SHORT EXERCISE: Set each entry down verbatim, omitting images.

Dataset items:

◆ ◆ ◆ ◆

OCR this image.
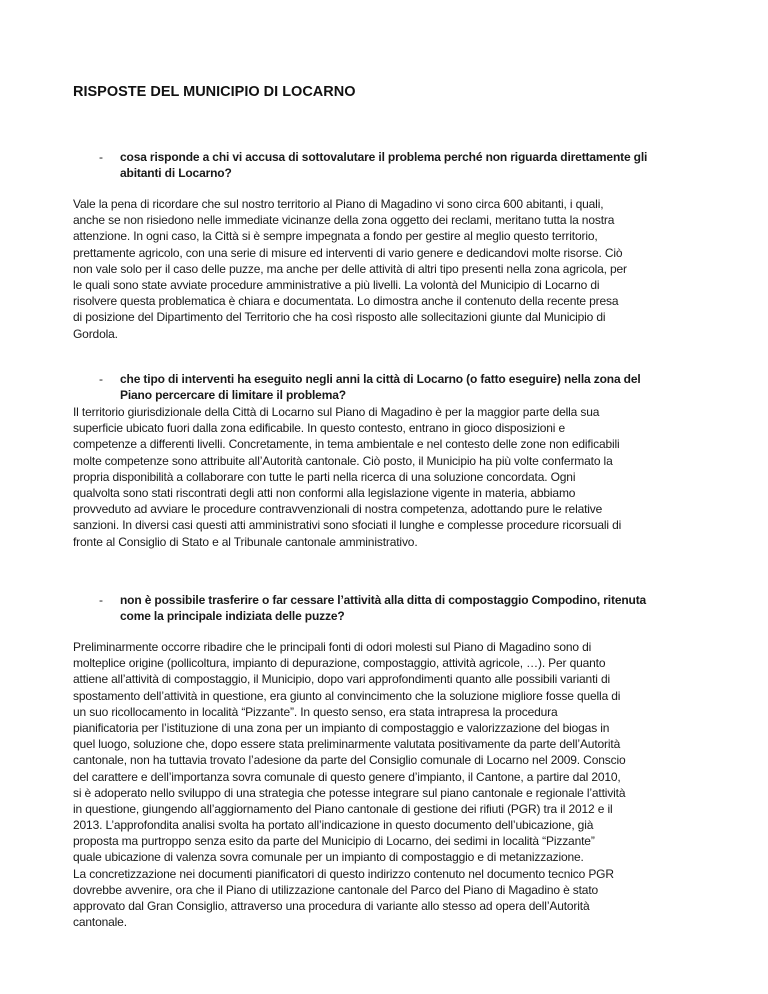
RISPOSTE DEL MUNICIPIO DI LOCARNO
- cosa risponde a chi vi accusa di sottovalutare il problema perché non riguarda direttamente gli
abitanti di Locarno?
Vale la pena di ricordare che sul nostro territorio al Piano di Magadino vi sono circa 600 abitanti, i quali,
anche se non risiedono nelle immediate vicinanze della zona oggetto dei reclami, meritano tutta la nostra
attenzione. In ogni caso, la Città si è sempre impegnata a fondo per gestire al meglio questo territorio,
prettamente agricolo, con una serie di misure ed interventi di vario genere e dedicandovi molte risorse. Ciò
non vale solo per il caso delle puzze, ma anche per delle attività di altri tipo presenti nella zona agricola, per
le quali sono state avviate procedure amministrative a più livelli. La volontà del Municipio di Locarno di
risolvere questa problematica è chiara e documentata. Lo dimostra anche il contenuto della recente presa
di posizione del Dipartimento del Territorio che ha così risposto alle sollecitazioni giunte dal Municipio di
Gordola.
- che tipo di interventi ha eseguito negli anni la città di Locarno (o fatto eseguire) nella zona del
Piano percercare di limitare il problema?
Il territorio giurisdizionale della Città di Locarno sul Piano di Magadino è per la maggior parte della sua
superficie ubicato fuori dalla zona edificabile. In questo contesto, entrano in gioco disposizioni e
competenze a differenti livelli. Concretamente, in tema ambientale e nel contesto delle zone non edificabili
molte competenze sono attribuite all’Autorità cantonale. Ciò posto, il Municipio ha più volte confermato la
propria disponibilità a collaborare con tutte le parti nella ricerca di una soluzione concordata. Ogni
qualvolta sono stati riscontrati degli atti non conformi alla legislazione vigente in materia, abbiamo
provveduto ad avviare le procedure contravvenzionali di nostra competenza, adottando pure le relative
sanzioni. In diversi casi questi atti amministrativi sono sfociati il lunghe e complesse procedure ricorsuali di
fronte al Consiglio di Stato e al Tribunale cantonale amministrativo.
- non è possibile trasferire o far cessare l’attività alla ditta di compostaggio Compodino, ritenuta
come la principale indiziata delle puzze?
Preliminarmente occorre ribadire che le principali fonti di odori molesti sul Piano di Magadino sono di
molteplice origine (pollicoltura, impianto di depurazione, compostaggio, attività agricole, …). Per quanto
attiene all’attività di compostaggio, il Municipio, dopo vari approfondimenti quanto alle possibili varianti di
spostamento dell’attività in questione, era giunto al convincimento che la soluzione migliore fosse quella di
un suo ricollocamento in località “Pizzante”. In questo senso, era stata intrapresa la procedura
pianificatoria per l’istituzione di una zona per un impianto di compostaggio e valorizzazione del biogas in
quel luogo, soluzione che, dopo essere stata preliminarmente valutata positivamente da parte dell’Autorità
cantonale, non ha tuttavia trovato l’adesione da parte del Consiglio comunale di Locarno nel 2009. Conscio
del carattere e dell’importanza sovra comunale di questo genere d’impianto, il Cantone, a partire dal 2010,
si è adoperato nello sviluppo di una strategia che potesse integrare sul piano cantonale e regionale l’attività
in questione, giungendo all’aggiornamento del Piano cantonale di gestione dei rifiuti (PGR) tra il 2012 e il
2013. L’approfondita analisi svolta ha portato all’indicazione in questo documento dell’ubicazione, già
proposta ma purtroppo senza esito da parte del Municipio di Locarno, dei sedimi in località “Pizzante”
quale ubicazione di valenza sovra comunale per un impianto di compostaggio e di metanizzazione.
La concretizzazione nei documenti pianificatori di questo indirizzo contenuto nel documento tecnico PGR
dovrebbe avvenire, ora che il Piano di utilizzazione cantonale del Parco del Piano di Magadino è stato
approvato dal Gran Consiglio, attraverso una procedura di variante allo stesso ad opera dell’Autorità
cantonale.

◆ ◆ ◆ ◆

SOLUTION:
OCR this image.
RISPOSTE DEL MUNICIPIO DI LOCARNO
- cosa risponde a chi vi accusa di sottovalutare il problema perché non riguarda direttamente gli
abitanti di Locarno?
Vale la pena di ricordare che sul nostro territorio al Piano di Magadino vi sono circa 600 abitanti, i quali,
anche se non risiedono nelle immediate vicinanze della zona oggetto dei reclami, meritano tutta la nostra
attenzione. In ogni caso, la Città si è sempre impegnata a fondo per gestire al meglio questo territorio,
prettamente agricolo, con una serie di misure ed interventi di vario genere e dedicandovi molte risorse. Ciò
non vale solo per il caso delle puzze, ma anche per delle attività di altri tipo presenti nella zona agricola, per
le quali sono state avviate procedure amministrative a più livelli. La volontà del Municipio di Locarno di
risolvere questa problematica è chiara e documentata. Lo dimostra anche il contenuto della recente presa
di posizione del Dipartimento del Territorio che ha così risposto alle sollecitazioni giunte dal Municipio di
Gordola.
- che tipo di interventi ha eseguito negli anni la città di Locarno (o fatto eseguire) nella zona del
Piano percercare di limitare il problema?
Il territorio giurisdizionale della Città di Locarno sul Piano di Magadino è per la maggior parte della sua
superficie ubicato fuori dalla zona edificabile. In questo contesto, entrano in gioco disposizioni e
competenze a differenti livelli. Concretamente, in tema ambientale e nel contesto delle zone non edificabili
molte competenze sono attribuite all’Autorità cantonale. Ciò posto, il Municipio ha più volte confermato la
propria disponibilità a collaborare con tutte le parti nella ricerca di una soluzione concordata. Ogni
qualvolta sono stati riscontrati degli atti non conformi alla legislazione vigente in materia, abbiamo
provveduto ad avviare le procedure contravvenzionali di nostra competenza, adottando pure le relative
sanzioni. In diversi casi questi atti amministrativi sono sfociati il lunghe e complesse procedure ricorsuali di
fronte al Consiglio di Stato e al Tribunale cantonale amministrativo.
- non è possibile trasferire o far cessare l’attività alla ditta di compostaggio Compodino, ritenuta
come la principale indiziata delle puzze?
Preliminarmente occorre ribadire che le principali fonti di odori molesti sul Piano di Magadino sono di
molteplice origine (pollicoltura, impianto di depurazione, compostaggio, attività agricole, …). Per quanto
attiene all’attività di compostaggio, il Municipio, dopo vari approfondimenti quanto alle possibili varianti di
spostamento dell’attività in questione, era giunto al convincimento che la soluzione migliore fosse quella di
un suo ricollocamento in località “Pizzante”. In questo senso, era stata intrapresa la procedura
pianificatoria per l’istituzione di una zona per un impianto di compostaggio e valorizzazione del biogas in
quel luogo, soluzione che, dopo essere stata preliminarmente valutata positivamente da parte dell’Autorità
cantonale, non ha tuttavia trovato l’adesione da parte del Consiglio comunale di Locarno nel 2009. Conscio
del carattere e dell’importanza sovra comunale di questo genere d’impianto, il Cantone, a partire dal 2010,
si è adoperato nello sviluppo di una strategia che potesse integrare sul piano cantonale e regionale l’attività
in questione, giungendo all’aggiornamento del Piano cantonale di gestione dei rifiuti (PGR) tra il 2012 e il
2013. L’approfondita analisi svolta ha portato all’indicazione in questo documento dell’ubicazione, già
proposta ma purtroppo senza esito da parte del Municipio di Locarno, dei sedimi in località “Pizzante”
quale ubicazione di valenza sovra comunale per un impianto di compostaggio e di metanizzazione.
La concretizzazione nei documenti pianificatori di questo indirizzo contenuto nel documento tecnico PGR
dovrebbe avvenire, ora che il Piano di utilizzazione cantonale del Parco del Piano di Magadino è stato
approvato dal Gran Consiglio, attraverso una procedura di variante allo stesso ad opera dell’Autorità
cantonale.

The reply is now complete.